:: INSTRUCTIONS TO FOLLOW ::
Which lines hold the word "screenshot"? Copy each of them.

— BEGIN —

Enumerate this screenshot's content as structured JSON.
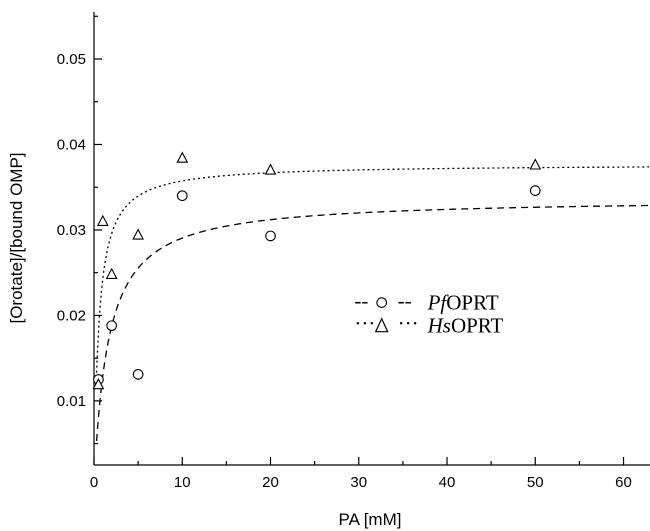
{
  "chart_data": {
    "type": "scatter",
    "xlabel": "PA [mM]",
    "ylabel": "[Orotate]/[bound OMP]",
    "xlim": [
      0,
      63
    ],
    "ylim": [
      0.0025,
      0.0555
    ],
    "x_ticks": [
      0,
      10,
      20,
      30,
      40,
      50,
      60
    ],
    "y_ticks": [
      0.01,
      0.02,
      0.03,
      0.04,
      0.05
    ],
    "y_tick_labels": [
      "0.01",
      "0.02",
      "0.03",
      "0.04",
      "0.05"
    ],
    "grid": false,
    "legend_position": "center-right",
    "series": [
      {
        "name": "PfOPRT",
        "name_italic": "Pf",
        "name_rest": "OPRT",
        "marker": "circle",
        "line_style": "dashed",
        "line_prefix": "--",
        "line_suffix": "--",
        "points": [
          {
            "x": 0.5,
            "y": 0.0125
          },
          {
            "x": 2,
            "y": 0.0188
          },
          {
            "x": 5,
            "y": 0.0131
          },
          {
            "x": 10,
            "y": 0.034
          },
          {
            "x": 20,
            "y": 0.0293
          },
          {
            "x": 50,
            "y": 0.0346
          }
        ],
        "fit": {
          "model": "hyperbolic",
          "vmax": 0.0337,
          "km": 1.6
        }
      },
      {
        "name": "HsOPRT",
        "name_italic": "Hs",
        "name_rest": "OPRT",
        "marker": "triangle",
        "line_style": "dotted",
        "line_prefix": "···",
        "line_suffix": "···",
        "points": [
          {
            "x": 0.5,
            "y": 0.0119
          },
          {
            "x": 1,
            "y": 0.031
          },
          {
            "x": 2,
            "y": 0.0248
          },
          {
            "x": 5,
            "y": 0.0294
          },
          {
            "x": 10,
            "y": 0.0384
          },
          {
            "x": 20,
            "y": 0.037
          },
          {
            "x": 50,
            "y": 0.0376
          }
        ],
        "fit": {
          "model": "hyperbolic",
          "vmax": 0.0377,
          "km": 0.55
        }
      }
    ]
  }
}
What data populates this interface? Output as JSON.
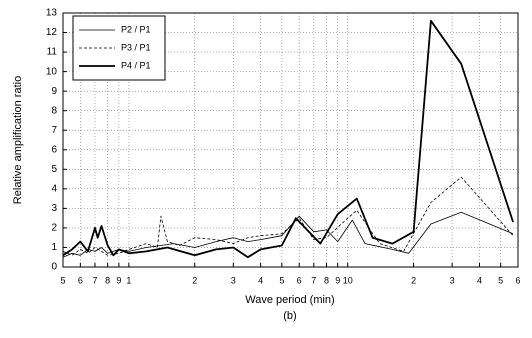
{
  "chart_data": {
    "type": "line",
    "xlabel": "Wave period (min)",
    "ylabel": "Relative amplification ratio",
    "caption": "(b)",
    "xscale": "log",
    "xlim": [
      0.5,
      60
    ],
    "ylim": [
      0,
      13
    ],
    "yticks": [
      0,
      1,
      2,
      3,
      4,
      5,
      6,
      7,
      8,
      9,
      10,
      11,
      12,
      13
    ],
    "xticks": [
      {
        "value": 0.5,
        "label": "5"
      },
      {
        "value": 0.6,
        "label": "6"
      },
      {
        "value": 0.7,
        "label": "7"
      },
      {
        "value": 0.8,
        "label": "8"
      },
      {
        "value": 0.9,
        "label": "9"
      },
      1,
      2,
      3,
      4,
      5,
      6,
      7,
      8,
      9,
      10,
      {
        "value": 20,
        "label": "2"
      },
      {
        "value": 30,
        "label": "3"
      },
      {
        "value": 40,
        "label": "4"
      },
      {
        "value": 50,
        "label": "5"
      },
      {
        "value": 60,
        "label": "6"
      }
    ],
    "grid": true,
    "legend": "upper left",
    "series": [
      {
        "name": "P2 / P1",
        "color": "#000000",
        "line_width": 0.8,
        "dash": false,
        "x": [
          0.5,
          0.55,
          0.6,
          0.65,
          0.7,
          0.75,
          0.8,
          0.9,
          1,
          1.2,
          1.4,
          1.6,
          2,
          2.5,
          3,
          3.5,
          4,
          5,
          6,
          7,
          8,
          9,
          10.5,
          12,
          16,
          19,
          24,
          33,
          57
        ],
        "values": [
          0.5,
          0.7,
          0.6,
          0.9,
          0.8,
          1.0,
          0.7,
          0.9,
          0.8,
          1.0,
          1.1,
          1.2,
          1.0,
          1.3,
          1.5,
          1.3,
          1.4,
          1.6,
          2.6,
          1.8,
          1.9,
          1.3,
          2.4,
          1.2,
          0.9,
          0.7,
          2.2,
          2.8,
          1.7
        ]
      },
      {
        "name": "P3 / P1",
        "color": "#000000",
        "line_width": 0.8,
        "dash": true,
        "x": [
          0.5,
          0.55,
          0.6,
          0.65,
          0.7,
          0.75,
          0.8,
          0.9,
          1,
          1.2,
          1.35,
          1.4,
          1.5,
          1.7,
          2,
          2.5,
          3,
          3.5,
          4,
          5,
          6,
          7,
          8,
          10,
          11,
          14,
          18,
          24,
          33,
          57
        ],
        "values": [
          0.8,
          0.6,
          0.9,
          0.7,
          1.0,
          0.8,
          0.6,
          0.7,
          0.9,
          1.2,
          1.0,
          2.6,
          1.3,
          1.1,
          1.5,
          1.4,
          1.2,
          1.5,
          1.6,
          1.7,
          2.5,
          1.4,
          1.5,
          2.5,
          2.9,
          1.2,
          0.8,
          3.3,
          4.6,
          1.6
        ]
      },
      {
        "name": "P4 / P1",
        "color": "#000000",
        "line_width": 1.8,
        "dash": false,
        "x": [
          0.5,
          0.55,
          0.6,
          0.65,
          0.7,
          0.72,
          0.75,
          0.8,
          0.85,
          0.9,
          1,
          1.2,
          1.5,
          2,
          2.5,
          3,
          3.5,
          4,
          5,
          5.8,
          7.5,
          9,
          11,
          13,
          16,
          20,
          24,
          33,
          57
        ],
        "values": [
          0.6,
          0.9,
          1.3,
          0.8,
          2.0,
          1.5,
          2.1,
          1.1,
          0.6,
          0.9,
          0.7,
          0.8,
          1.0,
          0.6,
          0.9,
          1.0,
          0.5,
          0.9,
          1.1,
          2.5,
          1.2,
          2.7,
          3.5,
          1.5,
          1.2,
          1.8,
          12.6,
          10.4,
          2.3
        ]
      }
    ]
  }
}
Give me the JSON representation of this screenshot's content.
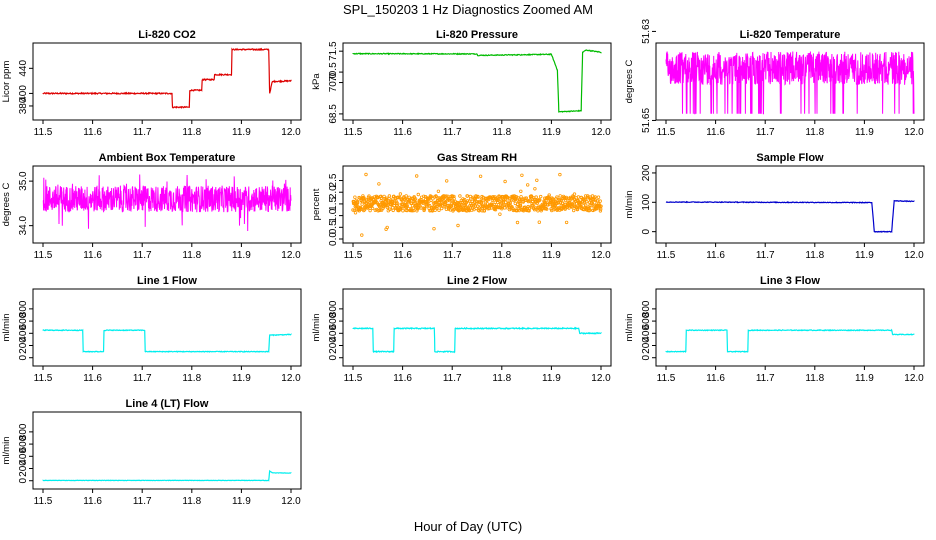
{
  "figure": {
    "title": "SPL_150203  1 Hz Diagnostics Zoomed AM",
    "xlabel": "Hour of Day (UTC)"
  },
  "chart_data": [
    {
      "type": "line",
      "title": "Li-820 CO2",
      "ylabel": "Licor ppm",
      "color": "#dd0000",
      "xlim": [
        11.5,
        12.0
      ],
      "ylim": [
        364,
        474
      ],
      "x_ticks": [
        "11.5",
        "11.6",
        "11.7",
        "11.8",
        "11.9",
        "12.0"
      ],
      "y_ticks": [
        "380",
        "400",
        "440"
      ],
      "x_ticks_values": [
        11.5,
        11.6,
        11.7,
        11.8,
        11.9,
        12.0
      ],
      "y_ticks_values": [
        380,
        400,
        440
      ],
      "noise": 1.0,
      "x": [
        11.5,
        11.76,
        11.761,
        11.795,
        11.796,
        11.82,
        11.821,
        11.845,
        11.846,
        11.88,
        11.881,
        11.955,
        11.957,
        11.962,
        11.964,
        12.0
      ],
      "y": [
        400,
        400,
        378,
        378,
        405,
        405,
        422,
        422,
        430,
        430,
        470,
        470,
        400,
        418,
        419,
        420
      ]
    },
    {
      "type": "line",
      "title": "Li-820 Pressure",
      "ylabel": "kPa",
      "color": "#00bb00",
      "xlim": [
        11.5,
        12.0
      ],
      "ylim": [
        68.4,
        71.7
      ],
      "x_ticks": [
        "11.5",
        "11.6",
        "11.7",
        "11.8",
        "11.9",
        "12.0"
      ],
      "y_ticks": [
        "68.5",
        "70.0",
        "70.5",
        "71.5"
      ],
      "x_ticks_values": [
        11.5,
        11.6,
        11.7,
        11.8,
        11.9,
        12.0
      ],
      "y_ticks_values": [
        68.5,
        70.0,
        70.5,
        71.5
      ],
      "noise": 0.02,
      "x": [
        11.5,
        11.75,
        11.751,
        11.84,
        11.9,
        11.912,
        11.915,
        11.96,
        11.963,
        11.97,
        12.0
      ],
      "y": [
        71.38,
        71.37,
        71.3,
        71.33,
        71.35,
        70.6,
        68.6,
        68.65,
        71.45,
        71.55,
        71.45
      ]
    },
    {
      "type": "line",
      "title": "Li-820 Temperature",
      "ylabel": "degrees C",
      "color": "#ff00ff",
      "xlim": [
        11.5,
        12.0
      ],
      "ylim": [
        51.649,
        51.6335
      ],
      "x_ticks": [
        "11.5",
        "11.6",
        "11.7",
        "11.8",
        "11.9",
        "12.0"
      ],
      "y_ticks": [
        "51.65",
        "51.63"
      ],
      "x_ticks_values": [
        11.5,
        11.6,
        11.7,
        11.8,
        11.9,
        12.0
      ],
      "y_ticks_values": [
        51.65,
        51.63
      ],
      "band": [
        51.6345,
        51.642
      ],
      "spikes_to": 51.6485,
      "spike_count": 40
    },
    {
      "type": "line",
      "title": "Ambient Box Temperature",
      "ylabel": "degrees C",
      "color": "#ff00ff",
      "xlim": [
        11.5,
        12.0
      ],
      "ylim": [
        33.7,
        35.25
      ],
      "x_ticks": [
        "11.5",
        "11.6",
        "11.7",
        "11.8",
        "11.9",
        "12.0"
      ],
      "y_ticks": [
        "34.0",
        "35.0"
      ],
      "x_ticks_values": [
        11.5,
        11.6,
        11.7,
        11.8,
        11.9,
        12.0
      ],
      "y_ticks_values": [
        34.0,
        35.0
      ],
      "band": [
        34.3,
        34.9
      ],
      "extremes": [
        33.85,
        35.15
      ]
    },
    {
      "type": "scatter",
      "title": "Gas Stream RH",
      "ylabel": "percent",
      "color": "#ff9900",
      "xlim": [
        11.5,
        12.0
      ],
      "ylim": [
        0.0,
        2.95
      ],
      "x_ticks": [
        "11.5",
        "11.6",
        "11.7",
        "11.8",
        "11.9",
        "12.0"
      ],
      "y_ticks": [
        "0.0",
        "0.5",
        "1.0",
        "1.5",
        "2.0",
        "2.5"
      ],
      "x_ticks_values": [
        11.5,
        11.6,
        11.7,
        11.8,
        11.9,
        12.0
      ],
      "y_ticks_values": [
        0.0,
        0.5,
        1.0,
        1.5,
        2.0,
        2.5
      ],
      "band": [
        1.2,
        1.85
      ],
      "extremes": [
        0.05,
        2.8
      ]
    },
    {
      "type": "line",
      "title": "Sample Flow",
      "ylabel": "ml/min",
      "color": "#0000cc",
      "xlim": [
        11.5,
        12.0
      ],
      "ylim": [
        -25,
        210
      ],
      "x_ticks": [
        "11.5",
        "11.6",
        "11.7",
        "11.8",
        "11.9",
        "12.0"
      ],
      "y_ticks": [
        "0",
        "100",
        "200"
      ],
      "x_ticks_values": [
        11.5,
        11.6,
        11.7,
        11.8,
        11.9,
        12.0
      ],
      "y_ticks_values": [
        0,
        100,
        200
      ],
      "noise": 1.2,
      "x": [
        11.5,
        11.915,
        11.92,
        11.955,
        11.96,
        12.0
      ],
      "y": [
        101,
        99,
        0,
        0,
        105,
        103
      ]
    },
    {
      "type": "line",
      "title": "Line 1 Flow",
      "ylabel": "ml/min",
      "color": "#00eeee",
      "xlim": [
        11.5,
        12.0
      ],
      "ylim": [
        -70,
        1060
      ],
      "x_ticks": [
        "11.5",
        "11.6",
        "11.7",
        "11.8",
        "11.9",
        "12.0"
      ],
      "y_ticks": [
        "0",
        "200",
        "400",
        "600",
        "800"
      ],
      "x_ticks_values": [
        11.5,
        11.6,
        11.7,
        11.8,
        11.9,
        12.0
      ],
      "y_ticks_values": [
        0,
        200,
        400,
        600,
        800
      ],
      "noise": 6,
      "x": [
        11.5,
        11.58,
        11.581,
        11.622,
        11.623,
        11.705,
        11.706,
        11.955,
        11.957,
        12.0
      ],
      "y": [
        450,
        450,
        100,
        100,
        450,
        450,
        100,
        100,
        370,
        380
      ]
    },
    {
      "type": "line",
      "title": "Line 2 Flow",
      "ylabel": "ml/min",
      "color": "#00eeee",
      "xlim": [
        11.5,
        12.0
      ],
      "ylim": [
        -70,
        1060
      ],
      "x_ticks": [
        "11.5",
        "11.6",
        "11.7",
        "11.8",
        "11.9",
        "12.0"
      ],
      "y_ticks": [
        "0",
        "200",
        "400",
        "600",
        "800"
      ],
      "x_ticks_values": [
        11.5,
        11.6,
        11.7,
        11.8,
        11.9,
        12.0
      ],
      "y_ticks_values": [
        0,
        200,
        400,
        600,
        800
      ],
      "noise": 8,
      "x": [
        11.5,
        11.54,
        11.541,
        11.582,
        11.583,
        11.664,
        11.665,
        11.705,
        11.706,
        11.955,
        11.957,
        12.0
      ],
      "y": [
        480,
        480,
        100,
        100,
        480,
        480,
        100,
        100,
        480,
        480,
        400,
        400
      ]
    },
    {
      "type": "line",
      "title": "Line 3 Flow",
      "ylabel": "ml/min",
      "color": "#00eeee",
      "xlim": [
        11.5,
        12.0
      ],
      "ylim": [
        -70,
        1060
      ],
      "x_ticks": [
        "11.5",
        "11.6",
        "11.7",
        "11.8",
        "11.9",
        "12.0"
      ],
      "y_ticks": [
        "0",
        "200",
        "400",
        "600",
        "800"
      ],
      "x_ticks_values": [
        11.5,
        11.6,
        11.7,
        11.8,
        11.9,
        12.0
      ],
      "y_ticks_values": [
        0,
        200,
        400,
        600,
        800
      ],
      "noise": 6,
      "x": [
        11.5,
        11.54,
        11.541,
        11.623,
        11.624,
        11.665,
        11.666,
        11.955,
        11.957,
        12.0
      ],
      "y": [
        100,
        100,
        450,
        450,
        100,
        100,
        450,
        450,
        380,
        380
      ]
    },
    {
      "type": "line",
      "title": "Line 4 (LT) Flow",
      "ylabel": "ml/min",
      "color": "#00eeee",
      "xlim": [
        11.5,
        12.0
      ],
      "ylim": [
        -70,
        1060
      ],
      "x_ticks": [
        "11.5",
        "11.6",
        "11.7",
        "11.8",
        "11.9",
        "12.0"
      ],
      "y_ticks": [
        "0",
        "200",
        "400",
        "600",
        "800"
      ],
      "x_ticks_values": [
        11.5,
        11.6,
        11.7,
        11.8,
        11.9,
        12.0
      ],
      "y_ticks_values": [
        0,
        200,
        400,
        600,
        800
      ],
      "noise": 3,
      "x": [
        11.5,
        11.955,
        11.957,
        11.962,
        12.0
      ],
      "y": [
        5,
        5,
        160,
        130,
        125
      ]
    }
  ]
}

— END —

:: RESULT BELOW ::
Enumerate this screenshot's content as structured JSON.
Give me the JSON representation of this screenshot's content.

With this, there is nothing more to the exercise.